## Stated exercise
In the entries below, identify every line with the string "Aluminum" and copy it.

Stored data:
-- Start --
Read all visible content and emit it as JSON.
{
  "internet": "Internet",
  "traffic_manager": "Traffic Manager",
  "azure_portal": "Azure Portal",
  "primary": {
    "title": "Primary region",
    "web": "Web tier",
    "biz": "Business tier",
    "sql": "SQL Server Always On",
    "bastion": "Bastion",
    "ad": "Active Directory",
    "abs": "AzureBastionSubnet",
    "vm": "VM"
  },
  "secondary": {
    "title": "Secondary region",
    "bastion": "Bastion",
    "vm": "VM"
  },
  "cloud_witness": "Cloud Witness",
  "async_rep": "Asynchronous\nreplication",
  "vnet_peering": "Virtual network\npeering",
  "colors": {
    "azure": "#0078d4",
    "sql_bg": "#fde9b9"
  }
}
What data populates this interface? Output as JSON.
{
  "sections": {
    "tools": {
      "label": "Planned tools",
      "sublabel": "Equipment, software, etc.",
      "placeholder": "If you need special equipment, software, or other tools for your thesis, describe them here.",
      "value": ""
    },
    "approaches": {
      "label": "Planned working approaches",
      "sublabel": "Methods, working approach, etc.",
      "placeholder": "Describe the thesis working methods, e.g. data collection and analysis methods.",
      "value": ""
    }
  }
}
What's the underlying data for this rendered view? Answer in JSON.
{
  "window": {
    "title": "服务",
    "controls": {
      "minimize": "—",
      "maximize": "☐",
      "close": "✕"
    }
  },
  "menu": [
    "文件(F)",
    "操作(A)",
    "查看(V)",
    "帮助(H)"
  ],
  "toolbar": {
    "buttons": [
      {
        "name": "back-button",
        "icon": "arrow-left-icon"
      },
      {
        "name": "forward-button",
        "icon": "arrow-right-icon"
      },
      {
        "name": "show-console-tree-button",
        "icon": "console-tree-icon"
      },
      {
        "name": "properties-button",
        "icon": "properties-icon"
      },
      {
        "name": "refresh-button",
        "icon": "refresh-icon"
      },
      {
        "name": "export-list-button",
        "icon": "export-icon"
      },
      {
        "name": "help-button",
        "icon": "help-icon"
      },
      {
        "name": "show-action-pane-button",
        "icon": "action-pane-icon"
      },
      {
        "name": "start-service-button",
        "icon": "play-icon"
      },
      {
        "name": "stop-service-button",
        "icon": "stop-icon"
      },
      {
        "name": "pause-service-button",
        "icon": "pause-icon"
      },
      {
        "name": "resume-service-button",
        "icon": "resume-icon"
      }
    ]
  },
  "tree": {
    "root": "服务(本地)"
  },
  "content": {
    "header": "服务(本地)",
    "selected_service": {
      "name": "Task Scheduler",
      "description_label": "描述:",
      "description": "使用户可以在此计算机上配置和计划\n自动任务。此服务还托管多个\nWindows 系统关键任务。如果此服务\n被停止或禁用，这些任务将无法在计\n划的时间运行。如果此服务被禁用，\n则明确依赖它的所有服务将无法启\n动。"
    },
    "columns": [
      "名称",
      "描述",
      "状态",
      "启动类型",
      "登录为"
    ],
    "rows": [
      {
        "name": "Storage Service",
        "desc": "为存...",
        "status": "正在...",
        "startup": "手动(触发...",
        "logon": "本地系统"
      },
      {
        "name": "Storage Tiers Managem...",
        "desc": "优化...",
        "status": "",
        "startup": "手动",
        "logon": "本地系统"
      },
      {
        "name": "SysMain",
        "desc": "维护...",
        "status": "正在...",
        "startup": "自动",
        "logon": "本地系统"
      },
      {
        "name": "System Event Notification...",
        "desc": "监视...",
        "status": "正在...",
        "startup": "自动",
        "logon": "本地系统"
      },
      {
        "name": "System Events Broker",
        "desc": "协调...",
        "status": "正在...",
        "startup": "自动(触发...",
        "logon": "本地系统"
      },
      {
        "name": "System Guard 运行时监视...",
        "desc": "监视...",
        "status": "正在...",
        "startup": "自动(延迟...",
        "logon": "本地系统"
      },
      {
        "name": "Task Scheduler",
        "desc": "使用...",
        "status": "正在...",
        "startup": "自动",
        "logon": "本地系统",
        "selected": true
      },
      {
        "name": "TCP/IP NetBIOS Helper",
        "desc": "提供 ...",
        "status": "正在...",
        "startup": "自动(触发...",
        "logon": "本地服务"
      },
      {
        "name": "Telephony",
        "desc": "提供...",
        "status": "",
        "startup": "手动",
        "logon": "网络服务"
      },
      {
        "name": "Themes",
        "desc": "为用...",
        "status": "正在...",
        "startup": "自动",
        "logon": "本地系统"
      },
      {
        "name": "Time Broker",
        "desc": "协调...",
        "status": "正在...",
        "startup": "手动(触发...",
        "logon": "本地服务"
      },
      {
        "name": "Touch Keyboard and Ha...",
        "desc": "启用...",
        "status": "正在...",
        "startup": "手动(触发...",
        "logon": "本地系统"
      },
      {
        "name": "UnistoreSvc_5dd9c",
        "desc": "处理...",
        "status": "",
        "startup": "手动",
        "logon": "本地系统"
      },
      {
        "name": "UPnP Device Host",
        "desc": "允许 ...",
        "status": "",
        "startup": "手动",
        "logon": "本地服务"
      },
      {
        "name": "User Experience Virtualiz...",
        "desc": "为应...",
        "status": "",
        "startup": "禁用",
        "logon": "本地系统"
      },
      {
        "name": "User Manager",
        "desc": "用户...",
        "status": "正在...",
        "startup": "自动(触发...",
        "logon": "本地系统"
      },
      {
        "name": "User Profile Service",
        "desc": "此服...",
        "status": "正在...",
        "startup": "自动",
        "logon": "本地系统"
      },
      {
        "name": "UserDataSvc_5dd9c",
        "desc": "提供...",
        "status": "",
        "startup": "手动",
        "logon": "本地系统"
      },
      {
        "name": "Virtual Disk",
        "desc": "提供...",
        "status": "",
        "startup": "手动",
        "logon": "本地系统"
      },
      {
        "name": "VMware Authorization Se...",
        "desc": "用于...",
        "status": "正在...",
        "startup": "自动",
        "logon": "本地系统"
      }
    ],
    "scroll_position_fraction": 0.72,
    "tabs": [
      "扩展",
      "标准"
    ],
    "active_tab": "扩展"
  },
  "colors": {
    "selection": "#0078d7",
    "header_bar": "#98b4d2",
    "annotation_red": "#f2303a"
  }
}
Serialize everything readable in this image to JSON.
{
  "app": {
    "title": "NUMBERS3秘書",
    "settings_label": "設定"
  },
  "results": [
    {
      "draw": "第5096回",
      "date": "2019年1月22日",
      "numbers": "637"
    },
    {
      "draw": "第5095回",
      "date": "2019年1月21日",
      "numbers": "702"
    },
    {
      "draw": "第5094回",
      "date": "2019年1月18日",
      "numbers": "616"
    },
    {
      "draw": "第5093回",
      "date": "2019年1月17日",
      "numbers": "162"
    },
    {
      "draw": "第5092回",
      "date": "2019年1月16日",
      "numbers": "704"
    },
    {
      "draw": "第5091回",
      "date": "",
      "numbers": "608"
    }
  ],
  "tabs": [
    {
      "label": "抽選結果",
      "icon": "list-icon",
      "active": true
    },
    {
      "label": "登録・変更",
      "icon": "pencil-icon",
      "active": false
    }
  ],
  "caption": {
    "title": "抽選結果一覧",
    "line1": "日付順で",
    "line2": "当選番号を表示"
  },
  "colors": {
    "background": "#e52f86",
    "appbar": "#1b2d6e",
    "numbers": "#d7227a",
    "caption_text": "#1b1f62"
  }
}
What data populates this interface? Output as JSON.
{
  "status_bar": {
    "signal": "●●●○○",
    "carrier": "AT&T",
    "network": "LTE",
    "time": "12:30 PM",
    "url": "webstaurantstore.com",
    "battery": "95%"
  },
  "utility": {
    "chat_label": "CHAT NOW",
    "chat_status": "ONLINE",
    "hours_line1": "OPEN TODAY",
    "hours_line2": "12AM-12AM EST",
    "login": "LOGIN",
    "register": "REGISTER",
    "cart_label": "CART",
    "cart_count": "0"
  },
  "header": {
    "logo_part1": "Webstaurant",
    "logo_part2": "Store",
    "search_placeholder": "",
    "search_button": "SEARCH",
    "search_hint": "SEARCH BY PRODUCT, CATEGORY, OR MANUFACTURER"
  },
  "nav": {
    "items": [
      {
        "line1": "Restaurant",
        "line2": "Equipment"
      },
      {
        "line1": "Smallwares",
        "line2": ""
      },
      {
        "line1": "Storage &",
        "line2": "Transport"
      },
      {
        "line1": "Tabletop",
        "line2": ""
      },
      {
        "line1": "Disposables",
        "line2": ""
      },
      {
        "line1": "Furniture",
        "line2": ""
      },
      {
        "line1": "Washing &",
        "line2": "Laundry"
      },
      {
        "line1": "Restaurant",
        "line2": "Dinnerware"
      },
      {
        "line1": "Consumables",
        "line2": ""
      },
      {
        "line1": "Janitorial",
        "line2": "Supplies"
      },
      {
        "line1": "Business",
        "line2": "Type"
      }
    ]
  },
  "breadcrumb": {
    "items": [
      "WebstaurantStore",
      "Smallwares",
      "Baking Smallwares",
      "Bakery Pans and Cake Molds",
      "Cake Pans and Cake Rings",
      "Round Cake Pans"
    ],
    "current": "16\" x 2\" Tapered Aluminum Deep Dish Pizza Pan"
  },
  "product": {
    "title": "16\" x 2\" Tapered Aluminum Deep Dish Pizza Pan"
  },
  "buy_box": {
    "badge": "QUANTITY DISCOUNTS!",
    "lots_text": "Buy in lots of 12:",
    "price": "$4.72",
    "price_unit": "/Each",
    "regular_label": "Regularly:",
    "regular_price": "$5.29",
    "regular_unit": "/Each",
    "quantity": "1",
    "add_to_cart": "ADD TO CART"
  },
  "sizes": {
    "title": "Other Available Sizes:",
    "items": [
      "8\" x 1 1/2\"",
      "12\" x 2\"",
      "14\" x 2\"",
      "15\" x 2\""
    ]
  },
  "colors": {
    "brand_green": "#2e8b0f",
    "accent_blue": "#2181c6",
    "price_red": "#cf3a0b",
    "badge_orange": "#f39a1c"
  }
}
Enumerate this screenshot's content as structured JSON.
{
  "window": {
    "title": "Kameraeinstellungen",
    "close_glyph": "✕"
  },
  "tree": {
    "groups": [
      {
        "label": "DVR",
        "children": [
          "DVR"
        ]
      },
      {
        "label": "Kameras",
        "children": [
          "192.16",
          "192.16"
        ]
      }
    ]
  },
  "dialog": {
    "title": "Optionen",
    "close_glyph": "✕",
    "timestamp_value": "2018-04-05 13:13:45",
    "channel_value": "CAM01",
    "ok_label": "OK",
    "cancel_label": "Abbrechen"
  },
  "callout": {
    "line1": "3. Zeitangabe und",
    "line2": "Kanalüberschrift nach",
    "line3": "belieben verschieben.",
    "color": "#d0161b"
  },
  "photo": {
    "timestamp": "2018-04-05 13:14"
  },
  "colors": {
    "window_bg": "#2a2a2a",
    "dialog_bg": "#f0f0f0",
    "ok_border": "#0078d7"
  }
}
-- End --
## Answer to this task
    "current": "16\" x 2\" Tapered Aluminum Deep Dish Pizza Pan"
    "title": "16\" x 2\" Tapered Aluminum Deep Dish Pizza Pan"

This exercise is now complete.